** TASK REQUIREMENTS **
Put the lines between the line containing "sidebar-item-service-workers[interactable]: Service workers" and the line containing "sidebar-item-push-messaging[interactable]: Push messaging", inclusive, into a JSON list of strings, one string per line, leaving out blank lines.

** TASK MATERIAL **
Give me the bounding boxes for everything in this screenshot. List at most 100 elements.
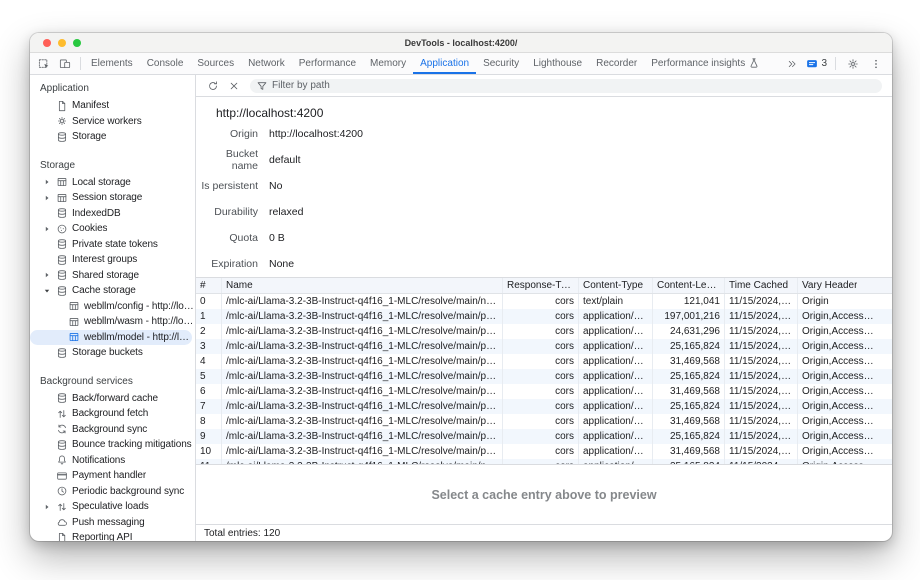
sidebar-item-service-workers[interactable]: Service workers — [30, 114, 195, 130]
sidebar-item-cookies[interactable]: Cookies — [30, 221, 195, 237]
col-time-cached[interactable]: Time Cached — [725, 278, 798, 293]
filter-input[interactable] — [272, 80, 876, 91]
sidebar-item-label: Payment handler — [72, 470, 146, 481]
col-[interactable]: # — [196, 278, 222, 293]
sidebar-item-indexeddb[interactable]: IndexedDB — [30, 206, 195, 222]
triangle-right-icon[interactable] — [42, 178, 52, 186]
minimize-button[interactable] — [58, 39, 66, 47]
settings-button[interactable] — [844, 56, 862, 72]
sidebar-item-push-messaging[interactable]: Push messaging — [30, 515, 195, 531]
cell-content-type: application/oc… — [579, 354, 653, 369]
sidebar-item-webllm-wasm-http-loca[interactable]: webllm/wasm - http://loca… — [30, 314, 195, 330]
cache-entry-row[interactable]: 8/mlc-ai/Llama-3.2-3B-Instruct-q4f16_1-M… — [196, 414, 892, 429]
metadata-label: Quota — [200, 232, 258, 244]
sidebar-item-webllm-config-http-loc[interactable]: webllm/config - http://loc… — [30, 299, 195, 315]
cell-content-type: application/oc… — [579, 324, 653, 339]
cell-value: 5 — [200, 371, 206, 382]
cache-entry-row[interactable]: 1/mlc-ai/Llama-3.2-3B-Instruct-q4f16_1-M… — [196, 309, 892, 324]
col-name[interactable]: Name — [222, 278, 503, 293]
tab-label: Recorder — [596, 58, 637, 69]
sidebar-item-storage-buckets[interactable]: Storage buckets — [30, 345, 195, 361]
tab-application[interactable]: Application — [413, 53, 476, 74]
sidebar-item-label: Bounce tracking mitigations — [72, 439, 192, 450]
cache-entry-row[interactable]: 4/mlc-ai/Llama-3.2-3B-Instruct-q4f16_1-M… — [196, 354, 892, 369]
cell-vary-header: Origin,Access… — [798, 339, 892, 354]
triangle-right-icon[interactable] — [42, 271, 52, 279]
cell-value: 11/15/2024, 10… — [729, 326, 793, 337]
cache-entry-row[interactable]: 3/mlc-ai/Llama-3.2-3B-Instruct-q4f16_1-M… — [196, 339, 892, 354]
cache-entry-row[interactable]: 5/mlc-ai/Llama-3.2-3B-Instruct-q4f16_1-M… — [196, 369, 892, 384]
more-tabs-button[interactable] — [783, 56, 801, 72]
cache-entry-row[interactable]: 0/mlc-ai/Llama-3.2-3B-Instruct-q4f16_1-M… — [196, 294, 892, 309]
sidebar-item-webllm-model-http-loc[interactable]: webllm/model - http://loc… — [30, 330, 192, 346]
col-content-length[interactable]: Content-Length — [653, 278, 725, 293]
sidebar-item-storage[interactable]: Storage — [30, 129, 195, 145]
close-button[interactable] — [43, 39, 51, 47]
sidebar-item-label: Private state tokens — [72, 239, 158, 250]
sidebar-item-payment-handler[interactable]: Payment handler — [30, 468, 195, 484]
tab-performance-insights[interactable]: Performance insights — [644, 53, 767, 74]
sidebar-item-background-fetch[interactable]: Background fetch — [30, 406, 195, 422]
tab-recorder[interactable]: Recorder — [589, 53, 644, 74]
sidebar-item-periodic-background-sync[interactable]: Periodic background sync — [30, 484, 195, 500]
cell-response-type: cors — [503, 354, 579, 369]
cache-entry-row[interactable]: 2/mlc-ai/Llama-3.2-3B-Instruct-q4f16_1-M… — [196, 324, 892, 339]
cache-entry-row[interactable]: 7/mlc-ai/Llama-3.2-3B-Instruct-q4f16_1-M… — [196, 399, 892, 414]
sidebar-item-session-storage[interactable]: Session storage — [30, 190, 195, 206]
col-vary-header[interactable]: Vary Header — [798, 278, 892, 293]
sidebar-item-cache-storage[interactable]: Cache storage — [30, 283, 195, 299]
delete-selected-button[interactable] — [226, 78, 242, 94]
zoom-button[interactable] — [73, 39, 81, 47]
triangle-right-icon[interactable] — [42, 194, 52, 202]
sidebar-item-shared-storage[interactable]: Shared storage — [30, 268, 195, 284]
triangle-right-icon[interactable] — [42, 225, 52, 233]
cell-value: application/oc… — [583, 386, 648, 397]
sidebar-item-back-forward-cache[interactable]: Back/forward cache — [30, 391, 195, 407]
sidebar-item-speculative-loads[interactable]: Speculative loads — [30, 499, 195, 515]
inspect-icon — [38, 58, 50, 70]
cell-time-cached: 11/15/2024, 10… — [725, 444, 798, 459]
tab-security[interactable]: Security — [476, 53, 526, 74]
triangle-right-icon[interactable] — [42, 503, 52, 511]
sidebar-item-label: Speculative loads — [72, 501, 149, 512]
menu-button[interactable] — [867, 56, 885, 72]
cell-response-type: cors — [503, 414, 579, 429]
metadata-row-origin: Originhttp://localhost:4200 — [200, 121, 892, 147]
triangle-down-icon[interactable] — [42, 287, 52, 295]
refresh-button[interactable] — [205, 78, 221, 94]
cell-vary-header: Origin,Access… — [798, 384, 892, 399]
inspect-element-button[interactable] — [35, 56, 53, 72]
tab-console[interactable]: Console — [140, 53, 191, 74]
sidebar-item-local-storage[interactable]: Local storage — [30, 175, 195, 191]
tab-memory[interactable]: Memory — [363, 53, 413, 74]
device-toolbar-button[interactable] — [56, 56, 74, 72]
cache-entry-row[interactable]: 9/mlc-ai/Llama-3.2-3B-Instruct-q4f16_1-M… — [196, 429, 892, 444]
content-area: ApplicationManifestService workersStorag… — [30, 75, 892, 541]
sidebar-item-manifest[interactable]: Manifest — [30, 98, 195, 114]
clock-icon — [56, 485, 68, 497]
tab-sources[interactable]: Sources — [190, 53, 241, 74]
cell-content-length: 25,165,824 — [653, 429, 725, 444]
database-icon — [56, 347, 68, 359]
sidebar-item-label: Shared storage — [72, 270, 139, 281]
tab-elements[interactable]: Elements — [84, 53, 140, 74]
sidebar-item-bounce-tracking-mitigations[interactable]: Bounce tracking mitigations — [30, 437, 195, 453]
tab-lighthouse[interactable]: Lighthouse — [526, 53, 589, 74]
col-response-type[interactable]: Response-Type — [503, 278, 579, 293]
cell-value: 9 — [200, 431, 206, 442]
sidebar-item-private-state-tokens[interactable]: Private state tokens — [30, 237, 195, 253]
tab-network[interactable]: Network — [241, 53, 292, 74]
tab-performance[interactable]: Performance — [292, 53, 363, 74]
sidebar-item-notifications[interactable]: Notifications — [30, 453, 195, 469]
metadata-value: default — [269, 154, 301, 166]
column-header-label: Name — [226, 280, 253, 291]
sidebar-item-interest-groups[interactable]: Interest groups — [30, 252, 195, 268]
metadata-label: Durability — [200, 206, 258, 218]
col-content-type[interactable]: Content-Type — [579, 278, 653, 293]
cache-entry-row[interactable]: 6/mlc-ai/Llama-3.2-3B-Instruct-q4f16_1-M… — [196, 384, 892, 399]
issues-badge[interactable]: 3 — [806, 58, 827, 70]
sidebar-item-background-sync[interactable]: Background sync — [30, 422, 195, 438]
cache-entry-row[interactable]: 10/mlc-ai/Llama-3.2-3B-Instruct-q4f16_1-… — [196, 444, 892, 459]
tabbar-right-buttons: 3 — [783, 53, 892, 74]
sidebar-item-reporting-api[interactable]: Reporting API — [30, 530, 195, 541]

** SOLUTION FOR THIS TASK **
[
  "sidebar-item-service-workers[interactable]: Service workers — [30, 114, 195, 130]",
  "sidebar-item-cookies[interactable]: Cookies — [30, 221, 195, 237]",
  "col-time-cached[interactable]: Time Cached — [725, 278, 798, 293]",
  "filter-input[interactable] — [272, 80, 876, 91]",
  "sidebar-item-label: Payment handler — [72, 470, 146, 481]",
  "col-[interactable]: # — [196, 278, 222, 293]",
  "sidebar-item-indexeddb[interactable]: IndexedDB — [30, 206, 195, 222]",
  "triangle-right-icon[interactable] — [42, 178, 52, 186]",
  "minimize-button[interactable] — [58, 39, 66, 47]",
  "settings-button[interactable] — [844, 56, 862, 72]",
  "sidebar-item-push-messaging[interactable]: Push messaging — [30, 515, 195, 531]"
]